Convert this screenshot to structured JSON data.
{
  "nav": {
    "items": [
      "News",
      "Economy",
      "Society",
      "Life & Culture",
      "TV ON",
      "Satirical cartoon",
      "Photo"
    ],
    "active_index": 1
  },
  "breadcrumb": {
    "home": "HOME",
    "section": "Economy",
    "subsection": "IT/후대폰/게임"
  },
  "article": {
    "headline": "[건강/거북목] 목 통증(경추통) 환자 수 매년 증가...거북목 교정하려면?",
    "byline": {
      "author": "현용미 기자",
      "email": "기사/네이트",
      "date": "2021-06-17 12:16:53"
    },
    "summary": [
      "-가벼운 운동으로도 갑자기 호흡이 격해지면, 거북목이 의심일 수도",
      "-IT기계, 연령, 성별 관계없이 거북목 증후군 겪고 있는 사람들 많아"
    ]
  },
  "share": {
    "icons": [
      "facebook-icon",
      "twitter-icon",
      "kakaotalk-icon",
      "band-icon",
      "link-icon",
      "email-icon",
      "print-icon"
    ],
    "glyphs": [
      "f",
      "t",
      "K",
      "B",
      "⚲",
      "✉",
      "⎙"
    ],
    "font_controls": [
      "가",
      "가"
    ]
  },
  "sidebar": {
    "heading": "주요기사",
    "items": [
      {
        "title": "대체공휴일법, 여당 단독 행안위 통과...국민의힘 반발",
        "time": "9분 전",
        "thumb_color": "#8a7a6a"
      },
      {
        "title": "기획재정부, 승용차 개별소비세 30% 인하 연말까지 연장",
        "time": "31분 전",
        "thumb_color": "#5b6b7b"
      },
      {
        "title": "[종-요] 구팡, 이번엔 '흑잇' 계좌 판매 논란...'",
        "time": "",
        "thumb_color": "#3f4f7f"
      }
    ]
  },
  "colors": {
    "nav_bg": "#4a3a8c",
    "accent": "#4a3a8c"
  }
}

========================

Task description:
Reproduce the material above without altering a single character.

Response to the exercise:
Convert this screenshot to structured JSON data.
{
  "nav": {
    "items": [
      "News",
      "Economy",
      "Society",
      "Life & Culture",
      "TV ON",
      "Satirical cartoon",
      "Photo"
    ],
    "active_index": 1
  },
  "breadcrumb": {
    "home": "HOME",
    "section": "Economy",
    "subsection": "IT/후대폰/게임"
  },
  "article": {
    "headline": "[건강/거북목] 목 통증(경추통) 환자 수 매년 증가...거북목 교정하려면?",
    "byline": {
      "author": "현용미 기자",
      "email": "기사/네이트",
      "date": "2021-06-17 12:16:53"
    },
    "summary": [
      "-가벼운 운동으로도 갑자기 호흡이 격해지면, 거북목이 의심일 수도",
      "-IT기계, 연령, 성별 관계없이 거북목 증후군 겪고 있는 사람들 많아"
    ]
  },
  "share": {
    "icons": [
      "facebook-icon",
      "twitter-icon",
      "kakaotalk-icon",
      "band-icon",
      "link-icon",
      "email-icon",
      "print-icon"
    ],
    "glyphs": [
      "f",
      "t",
      "K",
      "B",
      "⚲",
      "✉",
      "⎙"
    ],
    "font_controls": [
      "가",
      "가"
    ]
  },
  "sidebar": {
    "heading": "주요기사",
    "items": [
      {
        "title": "대체공휴일법, 여당 단독 행안위 통과...국민의힘 반발",
        "time": "9분 전",
        "thumb_color": "#8a7a6a"
      },
      {
        "title": "기획재정부, 승용차 개별소비세 30% 인하 연말까지 연장",
        "time": "31분 전",
        "thumb_color": "#5b6b7b"
      },
      {
        "title": "[종-요] 구팡, 이번엔 '흑잇' 계좌 판매 논란...'",
        "time": "",
        "thumb_color": "#3f4f7f"
      }
    ]
  },
  "colors": {
    "nav_bg": "#4a3a8c",
    "accent": "#4a3a8c"
  }
}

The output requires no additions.